**Aim of the task:**
Repeat the listing from its very first line down through the line that contains "- text-line: 3.10.", including both of those lines and nothing after them.

[Element position data]

┄┄┄┄┄┄

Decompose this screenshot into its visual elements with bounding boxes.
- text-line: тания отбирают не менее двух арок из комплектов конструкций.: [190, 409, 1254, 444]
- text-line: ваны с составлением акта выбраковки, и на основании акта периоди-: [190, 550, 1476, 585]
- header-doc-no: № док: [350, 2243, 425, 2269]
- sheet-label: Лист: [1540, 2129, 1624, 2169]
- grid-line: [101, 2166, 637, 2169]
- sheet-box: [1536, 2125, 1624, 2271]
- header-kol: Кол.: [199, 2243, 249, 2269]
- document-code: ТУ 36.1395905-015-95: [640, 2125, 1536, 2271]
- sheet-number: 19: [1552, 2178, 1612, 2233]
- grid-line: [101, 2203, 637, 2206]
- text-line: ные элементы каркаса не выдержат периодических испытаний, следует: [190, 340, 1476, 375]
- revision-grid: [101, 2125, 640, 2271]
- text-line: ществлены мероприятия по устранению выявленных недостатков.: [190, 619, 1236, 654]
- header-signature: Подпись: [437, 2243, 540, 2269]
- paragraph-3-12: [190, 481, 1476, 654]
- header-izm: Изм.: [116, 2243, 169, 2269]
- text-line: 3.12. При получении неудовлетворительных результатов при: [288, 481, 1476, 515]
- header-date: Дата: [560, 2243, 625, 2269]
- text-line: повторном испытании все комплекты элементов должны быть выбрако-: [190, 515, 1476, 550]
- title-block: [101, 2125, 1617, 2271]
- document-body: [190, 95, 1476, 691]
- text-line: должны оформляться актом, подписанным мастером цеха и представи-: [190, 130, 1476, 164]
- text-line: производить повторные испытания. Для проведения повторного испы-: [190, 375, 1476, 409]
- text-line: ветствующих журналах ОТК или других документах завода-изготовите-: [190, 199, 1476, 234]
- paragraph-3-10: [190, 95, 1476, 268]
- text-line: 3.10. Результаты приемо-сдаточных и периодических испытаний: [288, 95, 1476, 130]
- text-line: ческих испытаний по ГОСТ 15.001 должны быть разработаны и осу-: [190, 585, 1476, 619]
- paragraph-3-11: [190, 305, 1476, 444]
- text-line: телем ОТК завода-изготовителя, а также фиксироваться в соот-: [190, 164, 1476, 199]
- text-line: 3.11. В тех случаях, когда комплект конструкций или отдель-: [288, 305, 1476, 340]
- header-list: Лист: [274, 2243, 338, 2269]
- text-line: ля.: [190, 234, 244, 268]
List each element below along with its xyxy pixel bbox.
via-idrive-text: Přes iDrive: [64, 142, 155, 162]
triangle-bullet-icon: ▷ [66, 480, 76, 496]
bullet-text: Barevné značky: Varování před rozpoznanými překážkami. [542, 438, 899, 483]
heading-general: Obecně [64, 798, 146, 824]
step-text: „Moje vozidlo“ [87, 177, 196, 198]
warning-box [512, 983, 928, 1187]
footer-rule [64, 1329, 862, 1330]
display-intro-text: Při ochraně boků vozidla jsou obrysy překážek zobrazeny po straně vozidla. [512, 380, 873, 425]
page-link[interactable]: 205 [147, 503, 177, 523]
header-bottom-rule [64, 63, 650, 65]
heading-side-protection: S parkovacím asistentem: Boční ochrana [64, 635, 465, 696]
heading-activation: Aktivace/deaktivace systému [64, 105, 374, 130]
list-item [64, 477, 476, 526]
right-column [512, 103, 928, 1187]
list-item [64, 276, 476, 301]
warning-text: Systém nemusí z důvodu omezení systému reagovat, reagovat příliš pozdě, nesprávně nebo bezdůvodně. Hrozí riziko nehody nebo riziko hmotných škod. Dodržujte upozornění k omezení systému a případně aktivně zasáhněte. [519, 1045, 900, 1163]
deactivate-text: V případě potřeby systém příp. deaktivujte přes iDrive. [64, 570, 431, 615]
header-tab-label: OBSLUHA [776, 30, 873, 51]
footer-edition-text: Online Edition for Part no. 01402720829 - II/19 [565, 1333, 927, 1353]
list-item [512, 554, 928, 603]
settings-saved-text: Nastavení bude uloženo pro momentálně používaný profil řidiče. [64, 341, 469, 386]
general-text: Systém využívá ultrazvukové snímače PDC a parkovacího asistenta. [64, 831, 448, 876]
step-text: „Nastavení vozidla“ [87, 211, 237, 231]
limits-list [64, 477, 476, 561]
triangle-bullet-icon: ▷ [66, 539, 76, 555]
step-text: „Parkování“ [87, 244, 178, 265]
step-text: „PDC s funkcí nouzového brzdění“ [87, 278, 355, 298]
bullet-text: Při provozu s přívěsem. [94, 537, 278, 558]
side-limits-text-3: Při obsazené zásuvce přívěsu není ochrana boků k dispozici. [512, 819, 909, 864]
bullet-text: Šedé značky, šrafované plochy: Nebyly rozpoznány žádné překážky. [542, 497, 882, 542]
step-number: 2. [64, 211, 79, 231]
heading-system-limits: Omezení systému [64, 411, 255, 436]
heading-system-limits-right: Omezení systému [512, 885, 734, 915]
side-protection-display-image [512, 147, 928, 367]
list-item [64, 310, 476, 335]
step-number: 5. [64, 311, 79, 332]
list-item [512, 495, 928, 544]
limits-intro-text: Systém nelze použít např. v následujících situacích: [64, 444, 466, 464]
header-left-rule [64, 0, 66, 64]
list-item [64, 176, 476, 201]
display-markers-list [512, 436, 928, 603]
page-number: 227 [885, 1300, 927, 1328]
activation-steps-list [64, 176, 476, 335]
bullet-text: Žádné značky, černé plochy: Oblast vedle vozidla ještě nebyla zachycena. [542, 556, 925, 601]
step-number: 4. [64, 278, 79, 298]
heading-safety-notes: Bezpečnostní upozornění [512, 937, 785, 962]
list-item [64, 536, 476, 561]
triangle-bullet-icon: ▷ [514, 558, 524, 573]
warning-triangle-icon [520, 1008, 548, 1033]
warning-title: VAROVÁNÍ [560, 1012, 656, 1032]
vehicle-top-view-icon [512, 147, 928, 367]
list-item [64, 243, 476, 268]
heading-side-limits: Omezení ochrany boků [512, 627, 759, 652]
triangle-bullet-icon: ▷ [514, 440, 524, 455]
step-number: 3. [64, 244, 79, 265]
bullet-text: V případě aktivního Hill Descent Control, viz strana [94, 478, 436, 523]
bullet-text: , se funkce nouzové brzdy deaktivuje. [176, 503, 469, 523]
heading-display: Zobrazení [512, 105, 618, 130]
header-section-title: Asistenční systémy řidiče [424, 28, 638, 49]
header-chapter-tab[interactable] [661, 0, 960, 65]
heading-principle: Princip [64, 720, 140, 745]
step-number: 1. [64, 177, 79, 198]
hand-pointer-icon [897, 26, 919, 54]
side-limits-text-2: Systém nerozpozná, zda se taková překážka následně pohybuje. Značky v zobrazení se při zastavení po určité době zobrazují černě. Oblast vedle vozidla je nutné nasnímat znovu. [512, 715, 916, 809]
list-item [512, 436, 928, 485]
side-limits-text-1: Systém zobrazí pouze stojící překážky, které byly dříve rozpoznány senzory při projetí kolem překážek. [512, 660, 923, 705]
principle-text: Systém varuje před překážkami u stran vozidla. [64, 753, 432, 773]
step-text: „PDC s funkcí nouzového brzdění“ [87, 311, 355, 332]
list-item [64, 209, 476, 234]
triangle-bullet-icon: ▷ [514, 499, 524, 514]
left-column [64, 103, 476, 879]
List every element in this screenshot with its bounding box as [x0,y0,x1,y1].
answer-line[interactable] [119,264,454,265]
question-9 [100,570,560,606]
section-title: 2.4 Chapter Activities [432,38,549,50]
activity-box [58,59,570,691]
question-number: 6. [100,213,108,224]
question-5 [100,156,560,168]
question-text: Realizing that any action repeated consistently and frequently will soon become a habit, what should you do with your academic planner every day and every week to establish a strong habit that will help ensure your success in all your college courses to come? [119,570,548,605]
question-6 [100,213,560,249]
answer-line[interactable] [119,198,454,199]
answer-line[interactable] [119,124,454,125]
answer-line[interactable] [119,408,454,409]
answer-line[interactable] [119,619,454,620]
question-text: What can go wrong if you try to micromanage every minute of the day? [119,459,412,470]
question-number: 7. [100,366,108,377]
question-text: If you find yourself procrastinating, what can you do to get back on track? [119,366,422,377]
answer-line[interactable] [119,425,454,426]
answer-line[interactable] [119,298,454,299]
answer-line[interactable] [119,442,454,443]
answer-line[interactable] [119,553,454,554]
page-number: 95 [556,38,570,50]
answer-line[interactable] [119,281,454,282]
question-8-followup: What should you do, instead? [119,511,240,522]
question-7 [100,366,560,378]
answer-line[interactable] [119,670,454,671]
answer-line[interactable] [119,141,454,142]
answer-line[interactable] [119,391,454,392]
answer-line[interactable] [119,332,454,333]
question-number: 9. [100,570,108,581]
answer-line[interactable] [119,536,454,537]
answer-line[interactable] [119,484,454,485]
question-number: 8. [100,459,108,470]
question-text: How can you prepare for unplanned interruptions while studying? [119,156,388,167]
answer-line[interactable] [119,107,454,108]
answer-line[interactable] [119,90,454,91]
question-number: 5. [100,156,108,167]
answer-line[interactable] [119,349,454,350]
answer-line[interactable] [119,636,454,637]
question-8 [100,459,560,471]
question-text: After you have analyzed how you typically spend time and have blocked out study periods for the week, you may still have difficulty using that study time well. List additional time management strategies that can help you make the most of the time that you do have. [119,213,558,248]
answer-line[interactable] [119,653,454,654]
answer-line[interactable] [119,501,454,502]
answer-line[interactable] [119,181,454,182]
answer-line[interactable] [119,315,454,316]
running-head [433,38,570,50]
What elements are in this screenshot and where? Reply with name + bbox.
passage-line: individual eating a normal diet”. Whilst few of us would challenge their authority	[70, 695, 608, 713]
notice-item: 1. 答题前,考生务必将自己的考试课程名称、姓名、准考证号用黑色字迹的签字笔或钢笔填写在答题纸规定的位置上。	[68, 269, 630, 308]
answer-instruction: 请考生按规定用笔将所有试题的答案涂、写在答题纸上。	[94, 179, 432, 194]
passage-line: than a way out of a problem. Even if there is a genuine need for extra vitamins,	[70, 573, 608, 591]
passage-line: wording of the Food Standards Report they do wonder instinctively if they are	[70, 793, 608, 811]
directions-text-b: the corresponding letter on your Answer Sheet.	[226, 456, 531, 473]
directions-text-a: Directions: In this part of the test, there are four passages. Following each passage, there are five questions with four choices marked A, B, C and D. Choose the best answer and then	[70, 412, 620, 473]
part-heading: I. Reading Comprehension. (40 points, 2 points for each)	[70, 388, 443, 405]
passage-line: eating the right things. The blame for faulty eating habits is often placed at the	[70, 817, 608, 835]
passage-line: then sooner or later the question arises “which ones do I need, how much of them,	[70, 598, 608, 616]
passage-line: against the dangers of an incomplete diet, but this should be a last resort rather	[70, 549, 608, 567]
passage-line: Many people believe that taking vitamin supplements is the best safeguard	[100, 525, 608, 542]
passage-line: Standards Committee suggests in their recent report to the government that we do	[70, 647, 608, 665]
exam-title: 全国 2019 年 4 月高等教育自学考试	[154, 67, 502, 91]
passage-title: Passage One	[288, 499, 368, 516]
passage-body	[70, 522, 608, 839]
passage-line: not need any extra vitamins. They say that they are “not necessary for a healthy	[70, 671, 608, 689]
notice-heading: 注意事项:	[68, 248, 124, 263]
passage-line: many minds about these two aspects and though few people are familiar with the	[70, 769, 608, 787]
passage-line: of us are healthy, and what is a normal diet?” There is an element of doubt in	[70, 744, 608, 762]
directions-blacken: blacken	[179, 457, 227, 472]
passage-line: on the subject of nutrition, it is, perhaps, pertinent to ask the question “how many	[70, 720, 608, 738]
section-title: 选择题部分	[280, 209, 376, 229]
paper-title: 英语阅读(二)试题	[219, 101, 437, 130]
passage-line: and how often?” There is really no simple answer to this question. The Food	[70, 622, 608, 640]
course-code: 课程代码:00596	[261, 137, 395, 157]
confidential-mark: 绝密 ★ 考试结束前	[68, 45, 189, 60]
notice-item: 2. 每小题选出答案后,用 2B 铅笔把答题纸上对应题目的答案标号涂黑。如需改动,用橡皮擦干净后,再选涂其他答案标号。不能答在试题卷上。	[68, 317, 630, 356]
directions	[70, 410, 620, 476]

┄┄┄┄┄┄

**Written solution:**
Decompose this screenshot into its visual elements with bounding boxes.
- text-line: тания отбирают не менее двух арок из комплектов конструкций.: [190, 409, 1254, 444]
- text-line: ваны с составлением акта выбраковки, и на основании акта периоди-: [190, 550, 1476, 585]
- header-doc-no: № док: [350, 2243, 425, 2269]
- sheet-label: Лист: [1540, 2129, 1624, 2169]
- grid-line: [101, 2166, 637, 2169]
- sheet-box: [1536, 2125, 1624, 2271]
- header-kol: Кол.: [199, 2243, 249, 2269]
- document-code: ТУ 36.1395905-015-95: [640, 2125, 1536, 2271]
- sheet-number: 19: [1552, 2178, 1612, 2233]
- grid-line: [101, 2203, 637, 2206]
- text-line: ные элементы каркаса не выдержат периодических испытаний, следует: [190, 340, 1476, 375]
- revision-grid: [101, 2125, 640, 2271]
- text-line: ществлены мероприятия по устранению выявленных недостатков.: [190, 619, 1236, 654]
- header-signature: Подпись: [437, 2243, 540, 2269]
- paragraph-3-12: [190, 481, 1476, 654]
- header-izm: Изм.: [116, 2243, 169, 2269]
- text-line: 3.12. При получении неудовлетворительных результатов при: [288, 481, 1476, 515]
- header-date: Дата: [560, 2243, 625, 2269]
- text-line: повторном испытании все комплекты элементов должны быть выбрако-: [190, 515, 1476, 550]
- title-block: [101, 2125, 1617, 2271]
- document-body: [190, 95, 1476, 691]
- text-line: должны оформляться актом, подписанным мастером цеха и представи-: [190, 130, 1476, 164]
- text-line: производить повторные испытания. Для проведения повторного испы-: [190, 375, 1476, 409]
- text-line: ветствующих журналах ОТК или других документах завода-изготовите-: [190, 199, 1476, 234]
- paragraph-3-10: [190, 95, 1476, 268]
- text-line: 3.10. Результаты приемо-сдаточных и периодических испытаний: [288, 95, 1476, 130]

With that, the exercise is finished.